Short exercise. Would you return all of this data exactly, leaving nothing out?

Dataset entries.
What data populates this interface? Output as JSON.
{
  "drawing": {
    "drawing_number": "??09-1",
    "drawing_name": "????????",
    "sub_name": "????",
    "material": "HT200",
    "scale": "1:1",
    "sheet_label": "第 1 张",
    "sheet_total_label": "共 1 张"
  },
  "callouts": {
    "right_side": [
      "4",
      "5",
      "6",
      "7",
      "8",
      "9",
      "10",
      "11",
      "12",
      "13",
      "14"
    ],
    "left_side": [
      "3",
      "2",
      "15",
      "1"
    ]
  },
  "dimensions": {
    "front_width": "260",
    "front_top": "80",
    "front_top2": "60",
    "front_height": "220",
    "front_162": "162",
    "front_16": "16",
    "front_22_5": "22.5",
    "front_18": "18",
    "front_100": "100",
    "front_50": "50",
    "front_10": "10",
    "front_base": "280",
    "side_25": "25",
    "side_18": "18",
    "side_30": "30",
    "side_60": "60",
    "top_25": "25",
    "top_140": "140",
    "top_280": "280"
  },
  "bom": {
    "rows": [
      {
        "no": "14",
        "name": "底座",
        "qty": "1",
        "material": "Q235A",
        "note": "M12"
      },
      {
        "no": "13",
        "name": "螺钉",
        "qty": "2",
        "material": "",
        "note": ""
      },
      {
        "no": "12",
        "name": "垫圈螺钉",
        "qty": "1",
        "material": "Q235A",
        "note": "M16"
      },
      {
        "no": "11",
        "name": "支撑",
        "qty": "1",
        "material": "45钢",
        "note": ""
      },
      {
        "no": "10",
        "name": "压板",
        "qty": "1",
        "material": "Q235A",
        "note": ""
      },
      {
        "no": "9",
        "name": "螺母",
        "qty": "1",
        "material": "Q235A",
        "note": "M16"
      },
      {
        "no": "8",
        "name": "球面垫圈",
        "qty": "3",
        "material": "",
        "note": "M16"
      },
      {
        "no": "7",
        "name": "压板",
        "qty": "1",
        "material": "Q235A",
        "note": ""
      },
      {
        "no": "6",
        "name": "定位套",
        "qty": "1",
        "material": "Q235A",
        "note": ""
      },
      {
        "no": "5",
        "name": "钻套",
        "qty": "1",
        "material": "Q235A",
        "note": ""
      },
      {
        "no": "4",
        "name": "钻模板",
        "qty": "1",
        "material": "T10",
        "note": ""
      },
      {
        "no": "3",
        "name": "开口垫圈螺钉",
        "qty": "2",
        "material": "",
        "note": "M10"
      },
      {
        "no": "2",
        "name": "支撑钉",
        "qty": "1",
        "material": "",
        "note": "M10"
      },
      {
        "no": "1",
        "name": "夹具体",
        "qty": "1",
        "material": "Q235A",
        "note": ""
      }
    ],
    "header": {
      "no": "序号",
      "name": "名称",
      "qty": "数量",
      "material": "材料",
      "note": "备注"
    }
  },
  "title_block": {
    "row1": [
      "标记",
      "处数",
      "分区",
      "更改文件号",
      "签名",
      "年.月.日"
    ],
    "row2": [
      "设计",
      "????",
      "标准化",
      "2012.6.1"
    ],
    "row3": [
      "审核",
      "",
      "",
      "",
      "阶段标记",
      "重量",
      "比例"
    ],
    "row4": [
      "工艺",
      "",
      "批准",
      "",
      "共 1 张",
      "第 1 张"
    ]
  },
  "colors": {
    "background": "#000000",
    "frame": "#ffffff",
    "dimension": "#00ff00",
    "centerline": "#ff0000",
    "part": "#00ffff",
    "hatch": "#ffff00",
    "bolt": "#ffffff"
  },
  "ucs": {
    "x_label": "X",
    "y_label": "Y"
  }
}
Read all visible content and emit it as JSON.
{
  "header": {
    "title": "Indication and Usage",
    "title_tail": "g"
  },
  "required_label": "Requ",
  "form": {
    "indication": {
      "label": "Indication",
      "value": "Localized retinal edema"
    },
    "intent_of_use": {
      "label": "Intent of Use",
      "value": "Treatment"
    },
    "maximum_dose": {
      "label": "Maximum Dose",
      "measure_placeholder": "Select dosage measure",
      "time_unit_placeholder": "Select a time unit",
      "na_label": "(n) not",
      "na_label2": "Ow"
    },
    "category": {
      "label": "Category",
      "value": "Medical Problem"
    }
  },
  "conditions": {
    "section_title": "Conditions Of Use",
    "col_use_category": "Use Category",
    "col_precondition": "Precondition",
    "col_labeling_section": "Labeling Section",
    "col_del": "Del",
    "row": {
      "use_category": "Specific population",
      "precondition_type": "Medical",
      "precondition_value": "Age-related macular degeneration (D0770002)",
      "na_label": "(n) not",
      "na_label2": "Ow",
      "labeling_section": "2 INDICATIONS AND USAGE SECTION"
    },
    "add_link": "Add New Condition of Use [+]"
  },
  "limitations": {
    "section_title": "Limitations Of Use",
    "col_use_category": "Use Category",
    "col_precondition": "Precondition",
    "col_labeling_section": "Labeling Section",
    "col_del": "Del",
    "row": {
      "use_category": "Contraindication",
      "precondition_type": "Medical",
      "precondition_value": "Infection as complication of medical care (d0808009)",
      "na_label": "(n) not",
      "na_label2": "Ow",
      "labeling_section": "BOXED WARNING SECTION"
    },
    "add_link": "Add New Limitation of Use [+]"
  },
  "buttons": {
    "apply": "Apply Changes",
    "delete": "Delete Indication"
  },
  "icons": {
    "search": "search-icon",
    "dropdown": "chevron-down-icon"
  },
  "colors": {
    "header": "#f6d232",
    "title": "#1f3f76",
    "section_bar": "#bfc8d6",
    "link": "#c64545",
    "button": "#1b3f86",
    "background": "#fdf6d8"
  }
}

Solution to this problem.
What data populates this interface? Output as JSON.
{
  "drawing": {
    "drawing_number": "??09-1",
    "drawing_name": "????????",
    "sub_name": "????",
    "material": "HT200",
    "scale": "1:1",
    "sheet_label": "第 1 张",
    "sheet_total_label": "共 1 张"
  },
  "callouts": {
    "right_side": [
      "4",
      "5",
      "6",
      "7",
      "8",
      "9",
      "10",
      "11",
      "12",
      "13",
      "14"
    ],
    "left_side": [
      "3",
      "2",
      "15",
      "1"
    ]
  },
  "dimensions": {
    "front_width": "260",
    "front_top": "80",
    "front_top2": "60",
    "front_height": "220",
    "front_162": "162",
    "front_16": "16",
    "front_22_5": "22.5",
    "front_18": "18",
    "front_100": "100",
    "front_50": "50",
    "front_10": "10",
    "front_base": "280",
    "side_25": "25",
    "side_18": "18",
    "side_30": "30",
    "side_60": "60",
    "top_25": "25",
    "top_140": "140",
    "top_280": "280"
  },
  "bom": {
    "rows": [
      {
        "no": "14",
        "name": "底座",
        "qty": "1",
        "material": "Q235A",
        "note": "M12"
      },
      {
        "no": "13",
        "name": "螺钉",
        "qty": "2",
        "material": "",
        "note": ""
      },
      {
        "no": "12",
        "name": "垫圈螺钉",
        "qty": "1",
        "material": "Q235A",
        "note": "M16"
      },
      {
        "no": "11",
        "name": "支撑",
        "qty": "1",
        "material": "45钢",
        "note": ""
      },
      {
        "no": "10",
        "name": "压板",
        "qty": "1",
        "material": "Q235A",
        "note": ""
      },
      {
        "no": "9",
        "name": "螺母",
        "qty": "1",
        "material": "Q235A",
        "note": "M16"
      },
      {
        "no": "8",
        "name": "球面垫圈",
        "qty": "3",
        "material": "",
        "note": "M16"
      },
      {
        "no": "7",
        "name": "压板",
        "qty": "1",
        "material": "Q235A",
        "note": ""
      },
      {
        "no": "6",
        "name": "定位套",
        "qty": "1",
        "material": "Q235A",
        "note": ""
      },
      {
        "no": "5",
        "name": "钻套",
        "qty": "1",
        "material": "Q235A",
        "note": ""
      },
      {
        "no": "4",
        "name": "钻模板",
        "qty": "1",
        "material": "T10",
        "note": ""
      },
      {
        "no": "3",
        "name": "开口垫圈螺钉",
        "qty": "2",
        "material": "",
        "note": "M10"
      },
      {
        "no": "2",
        "name": "支撑钉",
        "qty": "1",
        "material": "",
        "note": "M10"
      },
      {
        "no": "1",
        "name": "夹具体",
        "qty": "1",
        "material": "Q235A",
        "note": ""
      }
    ],
    "header": {
      "no": "序号",
      "name": "名称",
      "qty": "数量",
      "material": "材料",
      "note": "备注"
    }
  },
  "title_block": {
    "row1": [
      "标记",
      "处数",
      "分区",
      "更改文件号",
      "签名",
      "年.月.日"
    ],
    "row2": [
      "设计",
      "????",
      "标准化",
      "2012.6.1"
    ],
    "row3": [
      "审核",
      "",
      "",
      "",
      "阶段标记",
      "重量",
      "比例"
    ],
    "row4": [
      "工艺",
      "",
      "批准",
      "",
      "共 1 张",
      "第 1 张"
    ]
  },
  "colors": {
    "background": "#000000",
    "frame": "#ffffff",
    "dimension": "#00ff00",
    "centerline": "#ff0000",
    "part": "#00ffff",
    "hatch": "#ffff00",
    "bolt": "#ffffff"
  },
  "ucs": {
    "x_label": "X",
    "y_label": "Y"
  }
}
Read all visible content and emit it as JSON.
{
  "header": {
    "title": "Indication and Usage",
    "title_tail": "g"
  },
  "required_label": "Requ",
  "form": {
    "indication": {
      "label": "Indication",
      "value": "Localized retinal edema"
    },
    "intent_of_use": {
      "label": "Intent of Use",
      "value": "Treatment"
    },
    "maximum_dose": {
      "label": "Maximum Dose",
      "measure_placeholder": "Select dosage measure",
      "time_unit_placeholder": "Select a time unit",
      "na_label": "(n) not",
      "na_label2": "Ow"
    },
    "category": {
      "label": "Category",
      "value": "Medical Problem"
    }
  },
  "conditions": {
    "section_title": "Conditions Of Use",
    "col_use_category": "Use Category",
    "col_precondition": "Precondition",
    "col_labeling_section": "Labeling Section",
    "col_del": "Del",
    "row": {
      "use_category": "Specific population",
      "precondition_type": "Medical",
      "precondition_value": "Age-related macular degeneration (D0770002)",
      "na_label": "(n) not",
      "na_label2": "Ow",
      "labeling_section": "2 INDICATIONS AND USAGE SECTION"
    },
    "add_link": "Add New Condition of Use [+]"
  },
  "limitations": {
    "section_title": "Limitations Of Use",
    "col_use_category": "Use Category",
    "col_precondition": "Precondition",
    "col_labeling_section": "Labeling Section",
    "col_del": "Del",
    "row": {
      "use_category": "Contraindication",
      "precondition_type": "Medical",
      "precondition_value": "Infection as complication of medical care (d0808009)",
      "na_label": "(n) not",
      "na_label2": "Ow",
      "labeling_section": "BOXED WARNING SECTION"
    },
    "add_link": "Add New Limitation of Use [+]"
  },
  "buttons": {
    "apply": "Apply Changes",
    "delete": "Delete Indication"
  },
  "icons": {
    "search": "search-icon",
    "dropdown": "chevron-down-icon"
  },
  "colors": {
    "header": "#f6d232",
    "title": "#1f3f76",
    "section_bar": "#bfc8d6",
    "link": "#c64545",
    "button": "#1b3f86",
    "background": "#fdf6d8"
  }
}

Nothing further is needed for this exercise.